__What you need to do__:
Count every line in the entries that follow where the word "this" appears, then state only the total.

__Records for the exercise__:
^^^^

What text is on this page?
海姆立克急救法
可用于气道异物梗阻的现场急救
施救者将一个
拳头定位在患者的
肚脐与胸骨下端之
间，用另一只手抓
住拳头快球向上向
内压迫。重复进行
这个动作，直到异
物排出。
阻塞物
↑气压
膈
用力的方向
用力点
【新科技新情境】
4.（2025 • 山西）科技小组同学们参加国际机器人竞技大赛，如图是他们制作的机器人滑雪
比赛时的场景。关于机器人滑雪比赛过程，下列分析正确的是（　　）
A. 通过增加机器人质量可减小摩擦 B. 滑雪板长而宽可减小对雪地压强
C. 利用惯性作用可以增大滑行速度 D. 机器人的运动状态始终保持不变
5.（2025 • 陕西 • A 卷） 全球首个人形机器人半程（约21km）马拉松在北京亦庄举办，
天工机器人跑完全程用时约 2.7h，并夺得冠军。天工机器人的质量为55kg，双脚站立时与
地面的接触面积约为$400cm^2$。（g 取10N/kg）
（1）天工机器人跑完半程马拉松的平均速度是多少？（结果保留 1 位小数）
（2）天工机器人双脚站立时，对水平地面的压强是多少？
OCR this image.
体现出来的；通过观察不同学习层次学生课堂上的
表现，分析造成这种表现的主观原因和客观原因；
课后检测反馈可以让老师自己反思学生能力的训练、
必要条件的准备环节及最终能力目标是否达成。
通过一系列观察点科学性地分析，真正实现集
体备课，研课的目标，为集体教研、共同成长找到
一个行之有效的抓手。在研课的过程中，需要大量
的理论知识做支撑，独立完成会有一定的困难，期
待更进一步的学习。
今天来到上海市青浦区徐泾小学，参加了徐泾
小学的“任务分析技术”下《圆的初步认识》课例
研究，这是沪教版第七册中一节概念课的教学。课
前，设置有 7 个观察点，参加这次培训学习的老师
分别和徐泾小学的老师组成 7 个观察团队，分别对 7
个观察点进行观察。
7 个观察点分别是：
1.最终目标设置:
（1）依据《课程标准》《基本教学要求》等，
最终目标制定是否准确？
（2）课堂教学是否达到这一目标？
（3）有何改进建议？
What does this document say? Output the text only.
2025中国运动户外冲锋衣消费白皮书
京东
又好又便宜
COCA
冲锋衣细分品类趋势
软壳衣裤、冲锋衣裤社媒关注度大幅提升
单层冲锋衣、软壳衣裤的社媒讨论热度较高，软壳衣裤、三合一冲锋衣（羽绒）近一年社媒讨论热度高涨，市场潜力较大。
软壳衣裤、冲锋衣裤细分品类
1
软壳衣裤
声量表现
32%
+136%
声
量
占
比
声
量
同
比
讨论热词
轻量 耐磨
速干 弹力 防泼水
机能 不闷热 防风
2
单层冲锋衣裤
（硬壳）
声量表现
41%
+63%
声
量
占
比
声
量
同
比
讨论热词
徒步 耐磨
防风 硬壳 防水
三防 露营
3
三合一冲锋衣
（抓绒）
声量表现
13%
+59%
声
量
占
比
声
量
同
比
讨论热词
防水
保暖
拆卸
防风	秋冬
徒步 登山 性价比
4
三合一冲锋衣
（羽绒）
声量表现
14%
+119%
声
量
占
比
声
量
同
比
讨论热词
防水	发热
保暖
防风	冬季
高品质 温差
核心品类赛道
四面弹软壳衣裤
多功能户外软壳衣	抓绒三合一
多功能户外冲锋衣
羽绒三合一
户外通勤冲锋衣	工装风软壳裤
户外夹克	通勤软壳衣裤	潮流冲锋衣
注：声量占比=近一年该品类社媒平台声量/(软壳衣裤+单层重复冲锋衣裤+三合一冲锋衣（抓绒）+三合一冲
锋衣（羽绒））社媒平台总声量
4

^^^^

__Answer to the problem__:
3